■ GIVEN INSTRUCTION: Each entry below should be echoed exactly, with pictures omitted.

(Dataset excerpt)
★ ★ ★ ★

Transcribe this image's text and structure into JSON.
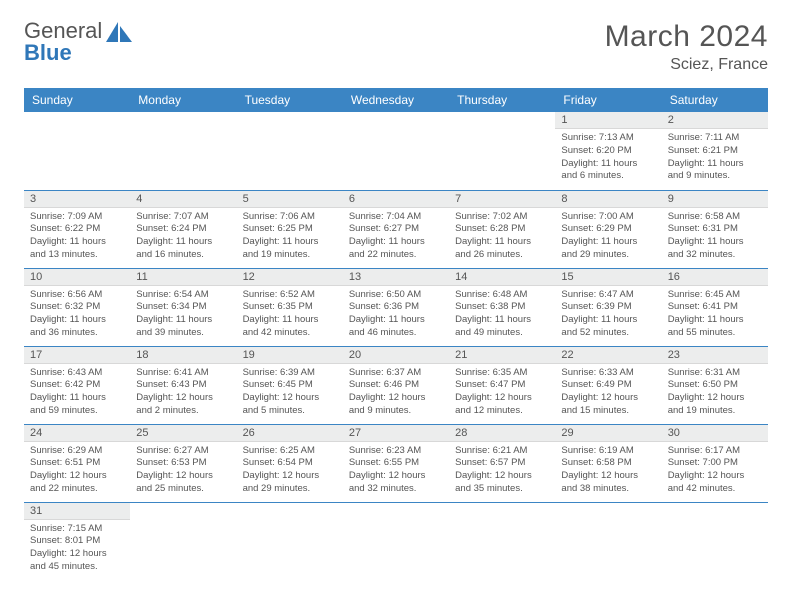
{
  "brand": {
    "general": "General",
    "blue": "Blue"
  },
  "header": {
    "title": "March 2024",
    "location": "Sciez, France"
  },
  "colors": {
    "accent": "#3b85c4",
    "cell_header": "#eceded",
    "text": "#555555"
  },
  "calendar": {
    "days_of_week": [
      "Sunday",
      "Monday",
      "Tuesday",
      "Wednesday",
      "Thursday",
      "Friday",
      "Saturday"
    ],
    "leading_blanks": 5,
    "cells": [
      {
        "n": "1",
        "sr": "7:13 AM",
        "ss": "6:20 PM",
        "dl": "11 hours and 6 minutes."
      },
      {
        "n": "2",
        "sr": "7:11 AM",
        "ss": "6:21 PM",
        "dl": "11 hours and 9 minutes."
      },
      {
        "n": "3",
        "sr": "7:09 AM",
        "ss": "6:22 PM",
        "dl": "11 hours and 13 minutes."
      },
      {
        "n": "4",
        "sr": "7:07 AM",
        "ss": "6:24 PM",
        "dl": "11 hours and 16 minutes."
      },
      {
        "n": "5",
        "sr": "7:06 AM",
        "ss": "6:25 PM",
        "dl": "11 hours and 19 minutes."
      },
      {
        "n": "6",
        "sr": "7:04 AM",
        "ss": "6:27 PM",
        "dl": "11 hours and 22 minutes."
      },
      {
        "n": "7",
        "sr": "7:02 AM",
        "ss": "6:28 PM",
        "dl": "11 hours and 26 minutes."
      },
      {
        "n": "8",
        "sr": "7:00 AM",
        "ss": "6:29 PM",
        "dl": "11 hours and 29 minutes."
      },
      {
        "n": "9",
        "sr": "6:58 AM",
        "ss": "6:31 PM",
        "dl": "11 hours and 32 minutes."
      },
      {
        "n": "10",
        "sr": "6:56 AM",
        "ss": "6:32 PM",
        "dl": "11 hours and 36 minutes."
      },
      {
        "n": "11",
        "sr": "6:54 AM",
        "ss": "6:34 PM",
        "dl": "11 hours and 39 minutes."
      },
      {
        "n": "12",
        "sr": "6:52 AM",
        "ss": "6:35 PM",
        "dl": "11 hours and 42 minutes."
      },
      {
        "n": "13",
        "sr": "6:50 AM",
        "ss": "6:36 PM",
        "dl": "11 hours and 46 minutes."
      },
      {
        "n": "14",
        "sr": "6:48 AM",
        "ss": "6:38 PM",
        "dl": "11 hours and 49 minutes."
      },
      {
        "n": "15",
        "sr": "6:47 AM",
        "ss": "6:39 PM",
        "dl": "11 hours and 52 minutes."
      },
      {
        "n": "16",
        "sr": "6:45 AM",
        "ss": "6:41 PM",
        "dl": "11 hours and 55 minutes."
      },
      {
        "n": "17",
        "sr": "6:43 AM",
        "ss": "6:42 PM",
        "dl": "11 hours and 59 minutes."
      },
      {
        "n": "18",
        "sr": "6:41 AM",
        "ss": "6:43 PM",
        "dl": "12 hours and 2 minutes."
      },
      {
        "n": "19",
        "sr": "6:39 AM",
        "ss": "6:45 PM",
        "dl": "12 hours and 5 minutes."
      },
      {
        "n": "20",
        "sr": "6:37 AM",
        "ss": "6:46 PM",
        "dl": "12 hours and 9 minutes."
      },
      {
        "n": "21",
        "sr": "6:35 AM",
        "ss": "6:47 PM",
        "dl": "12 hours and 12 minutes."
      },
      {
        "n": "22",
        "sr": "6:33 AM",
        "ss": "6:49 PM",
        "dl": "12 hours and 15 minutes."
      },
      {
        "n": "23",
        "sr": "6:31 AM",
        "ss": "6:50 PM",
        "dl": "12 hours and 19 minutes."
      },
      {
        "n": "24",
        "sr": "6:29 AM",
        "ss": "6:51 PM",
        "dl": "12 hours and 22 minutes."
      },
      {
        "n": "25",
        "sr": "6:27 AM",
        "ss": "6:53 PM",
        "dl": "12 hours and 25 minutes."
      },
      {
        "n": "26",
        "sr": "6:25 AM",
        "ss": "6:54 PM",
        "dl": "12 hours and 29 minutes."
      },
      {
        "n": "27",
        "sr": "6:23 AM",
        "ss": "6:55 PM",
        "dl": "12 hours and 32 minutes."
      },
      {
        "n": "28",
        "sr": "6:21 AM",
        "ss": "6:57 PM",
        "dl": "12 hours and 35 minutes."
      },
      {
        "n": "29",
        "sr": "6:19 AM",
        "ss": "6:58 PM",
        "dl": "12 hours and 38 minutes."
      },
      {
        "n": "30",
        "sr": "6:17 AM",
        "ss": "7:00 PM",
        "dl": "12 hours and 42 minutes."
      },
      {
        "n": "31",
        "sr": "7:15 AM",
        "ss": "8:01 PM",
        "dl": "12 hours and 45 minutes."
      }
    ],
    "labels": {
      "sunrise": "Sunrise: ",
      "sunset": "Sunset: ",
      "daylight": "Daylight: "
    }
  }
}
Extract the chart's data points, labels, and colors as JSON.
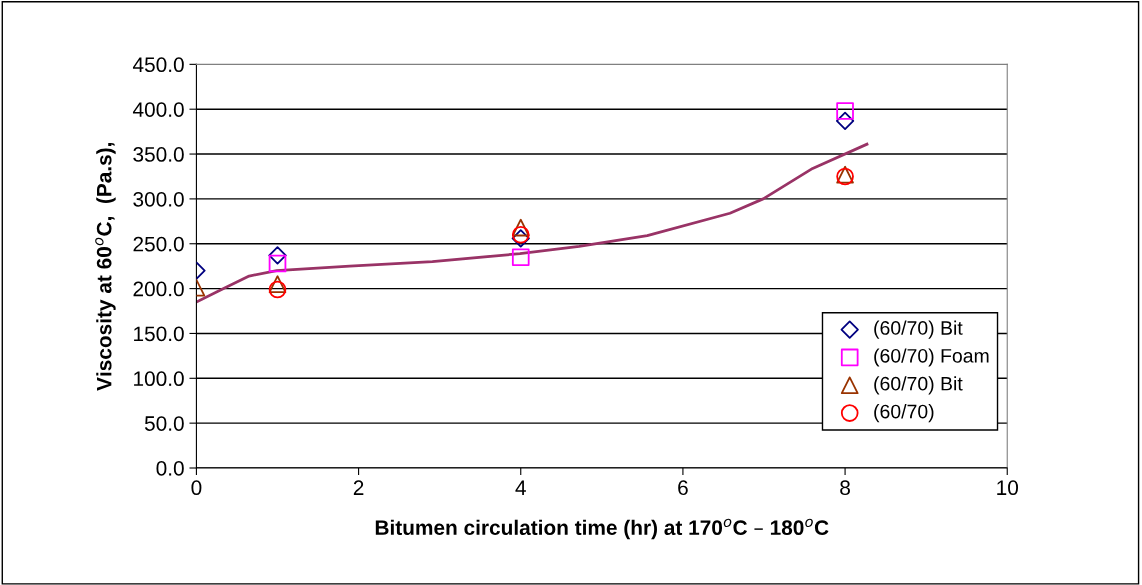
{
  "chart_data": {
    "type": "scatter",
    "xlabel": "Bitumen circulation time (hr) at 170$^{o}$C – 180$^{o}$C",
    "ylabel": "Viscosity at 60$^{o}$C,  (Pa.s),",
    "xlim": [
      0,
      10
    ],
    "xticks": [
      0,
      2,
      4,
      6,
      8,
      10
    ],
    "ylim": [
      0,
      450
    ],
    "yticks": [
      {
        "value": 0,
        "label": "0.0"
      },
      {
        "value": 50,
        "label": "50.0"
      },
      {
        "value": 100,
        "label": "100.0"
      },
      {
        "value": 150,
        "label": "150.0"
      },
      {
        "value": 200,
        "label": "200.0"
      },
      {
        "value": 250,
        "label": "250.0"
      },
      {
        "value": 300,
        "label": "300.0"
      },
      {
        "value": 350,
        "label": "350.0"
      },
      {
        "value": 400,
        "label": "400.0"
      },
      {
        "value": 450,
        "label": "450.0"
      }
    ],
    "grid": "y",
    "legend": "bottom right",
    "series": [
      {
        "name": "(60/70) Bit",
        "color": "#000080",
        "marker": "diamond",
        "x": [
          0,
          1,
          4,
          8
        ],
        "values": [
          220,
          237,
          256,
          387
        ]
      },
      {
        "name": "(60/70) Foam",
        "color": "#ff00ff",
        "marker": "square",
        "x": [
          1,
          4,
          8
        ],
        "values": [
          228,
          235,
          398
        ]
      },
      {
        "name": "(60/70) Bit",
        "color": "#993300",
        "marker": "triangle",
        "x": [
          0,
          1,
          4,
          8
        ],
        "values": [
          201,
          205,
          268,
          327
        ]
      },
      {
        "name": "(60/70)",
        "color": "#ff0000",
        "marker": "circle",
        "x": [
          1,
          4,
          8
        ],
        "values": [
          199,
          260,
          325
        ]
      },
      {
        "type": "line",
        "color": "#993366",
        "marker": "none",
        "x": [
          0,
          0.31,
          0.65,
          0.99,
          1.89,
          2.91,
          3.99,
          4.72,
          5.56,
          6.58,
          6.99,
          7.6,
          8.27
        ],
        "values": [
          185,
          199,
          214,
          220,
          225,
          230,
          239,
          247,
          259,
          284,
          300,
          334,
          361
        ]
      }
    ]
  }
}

★ ★ ★ ★

■ ANSWER TO THE PROBLEM:
Transcribe this image's text and structure into JSON.
{
  "brand": {
    "general": "General",
    "blue": "Blue"
  },
  "header": {
    "title": "March 2024",
    "location": "Sciez, France"
  },
  "colors": {
    "accent": "#3b85c4",
    "cell_header": "#eceded",
    "text": "#555555"
  },
  "calendar": {
    "days_of_week": [
      "Sunday",
      "Monday",
      "Tuesday",
      "Wednesday",
      "Thursday",
      "Friday",
      "Saturday"
    ],
    "leading_blanks": 5,
    "cells": [
      {
        "n": "1",
        "sr": "7:13 AM",
        "ss": "6:20 PM",
        "dl": "11 hours and 6 minutes."
      },
      {
        "n": "2",
        "sr": "7:11 AM",
        "ss": "6:21 PM",
        "dl": "11 hours and 9 minutes."
      },
      {
        "n": "3",
        "sr": "7:09 AM",
        "ss": "6:22 PM",
        "dl": "11 hours and 13 minutes."
      },
      {
        "n": "4",
        "sr": "7:07 AM",
        "ss": "6:24 PM",
        "dl": "11 hours and 16 minutes."
      },
      {
        "n": "5",
        "sr": "7:06 AM",
        "ss": "6:25 PM",
        "dl": "11 hours and 19 minutes."
      },
      {
        "n": "6",
        "sr": "7:04 AM",
        "ss": "6:27 PM",
        "dl": "11 hours and 22 minutes."
      },
      {
        "n": "7",
        "sr": "7:02 AM",
        "ss": "6:28 PM",
        "dl": "11 hours and 26 minutes."
      },
      {
        "n": "8",
        "sr": "7:00 AM",
        "ss": "6:29 PM",
        "dl": "11 hours and 29 minutes."
      },
      {
        "n": "9",
        "sr": "6:58 AM",
        "ss": "6:31 PM",
        "dl": "11 hours and 32 minutes."
      },
      {
        "n": "10",
        "sr": "6:56 AM",
        "ss": "6:32 PM",
        "dl": "11 hours and 36 minutes."
      },
      {
        "n": "11",
        "sr": "6:54 AM",
        "ss": "6:34 PM",
        "dl": "11 hours and 39 minutes."
      },
      {
        "n": "12",
        "sr": "6:52 AM",
        "ss": "6:35 PM",
        "dl": "11 hours and 42 minutes."
      },
      {
        "n": "13",
        "sr": "6:50 AM",
        "ss": "6:36 PM",
        "dl": "11 hours and 46 minutes."
      },
      {
        "n": "14",
        "sr": "6:48 AM",
        "ss": "6:38 PM",
        "dl": "11 hours and 49 minutes."
      },
      {
        "n": "15",
        "sr": "6:47 AM",
        "ss": "6:39 PM",
        "dl": "11 hours and 52 minutes."
      },
      {
        "n": "16",
        "sr": "6:45 AM",
        "ss": "6:41 PM",
        "dl": "11 hours and 55 minutes."
      },
      {
        "n": "17",
        "sr": "6:43 AM",
        "ss": "6:42 PM",
        "dl": "11 hours and 59 minutes."
      },
      {
        "n": "18",
        "sr": "6:41 AM",
        "ss": "6:43 PM",
        "dl": "12 hours and 2 minutes."
      },
      {
        "n": "19",
        "sr": "6:39 AM",
        "ss": "6:45 PM",
        "dl": "12 hours and 5 minutes."
      },
      {
        "n": "20",
        "sr": "6:37 AM",
        "ss": "6:46 PM",
        "dl": "12 hours and 9 minutes."
      },
      {
        "n": "21",
        "sr": "6:35 AM",
        "ss": "6:47 PM",
        "dl": "12 hours and 12 minutes."
      },
      {
        "n": "22",
        "sr": "6:33 AM",
        "ss": "6:49 PM",
        "dl": "12 hours and 15 minutes."
      },
      {
        "n": "23",
        "sr": "6:31 AM",
        "ss": "6:50 PM",
        "dl": "12 hours and 19 minutes."
      },
      {
        "n": "24",
        "sr": "6:29 AM",
        "ss": "6:51 PM",
        "dl": "12 hours and 22 minutes."
      },
      {
        "n": "25",
        "sr": "6:27 AM",
        "ss": "6:53 PM",
        "dl": "12 hours and 25 minutes."
      },
      {
        "n": "26",
        "sr": "6:25 AM",
        "ss": "6:54 PM",
        "dl": "12 hours and 29 minutes."
      },
      {
        "n": "27",
        "sr": "6:23 AM",
        "ss": "6:55 PM",
        "dl": "12 hours and 32 minutes."
      },
      {
        "n": "28",
        "sr": "6:21 AM",
        "ss": "6:57 PM",
        "dl": "12 hours and 35 minutes."
      },
      {
        "n": "29",
        "sr": "6:19 AM",
        "ss": "6:58 PM",
        "dl": "12 hours and 38 minutes."
      },
      {
        "n": "30",
        "sr": "6:17 AM",
        "ss": "7:00 PM",
        "dl": "12 hours and 42 minutes."
      },
      {
        "n": "31",
        "sr": "7:15 AM",
        "ss": "8:01 PM",
        "dl": "12 hours and 45 minutes."
      }
    ],
    "labels": {
      "sunrise": "Sunrise: ",
      "sunset": "Sunset: ",
      "daylight": "Daylight: "
    }
  }
}
Extract the chart's data points, labels, and colors as JSON.
{
  "chart_data": {
    "type": "scatter",
    "xlabel": "Bitumen circulation time (hr) at 170$^{o}$C – 180$^{o}$C",
    "ylabel": "Viscosity at 60$^{o}$C,  (Pa.s),",
    "xlim": [
      0,
      10
    ],
    "xticks": [
      0,
      2,
      4,
      6,
      8,
      10
    ],
    "ylim": [
      0,
      450
    ],
    "yticks": [
      {
        "value": 0,
        "label": "0.0"
      },
      {
        "value": 50,
        "label": "50.0"
      },
      {
        "value": 100,
        "label": "100.0"
      },
      {
        "value": 150,
        "label": "150.0"
      },
      {
        "value": 200,
        "label": "200.0"
      },
      {
        "value": 250,
        "label": "250.0"
      },
      {
        "value": 300,
        "label": "300.0"
      },
      {
        "value": 350,
        "label": "350.0"
      },
      {
        "value": 400,
        "label": "400.0"
      },
      {
        "value": 450,
        "label": "450.0"
      }
    ],
    "grid": "y",
    "legend": "bottom right",
    "series": [
      {
        "name": "(60/70) Bit",
        "color": "#000080",
        "marker": "diamond",
        "x": [
          0,
          1,
          4,
          8
        ],
        "values": [
          220,
          237,
          256,
          387
        ]
      },
      {
        "name": "(60/70) Foam",
        "color": "#ff00ff",
        "marker": "square",
        "x": [
          1,
          4,
          8
        ],
        "values": [
          228,
          235,
          398
        ]
      },
      {
        "name": "(60/70) Bit",
        "color": "#993300",
        "marker": "triangle",
        "x": [
          0,
          1,
          4,
          8
        ],
        "values": [
          201,
          205,
          268,
          327
        ]
      },
      {
        "name": "(60/70)",
        "color": "#ff0000",
        "marker": "circle",
        "x": [
          1,
          4,
          8
        ],
        "values": [
          199,
          260,
          325
        ]
      },
      {
        "type": "line",
        "color": "#993366",
        "marker": "none",
        "x": [
          0,
          0.31,
          0.65,
          0.99,
          1.89,
          2.91,
          3.99,
          4.72,
          5.56,
          6.58,
          6.99,
          7.6,
          8.27
        ],
        "values": [
          185,
          199,
          214,
          220,
          225,
          230,
          239,
          247,
          259,
          284,
          300,
          334,
          361
        ]
      }
    ]
  }
}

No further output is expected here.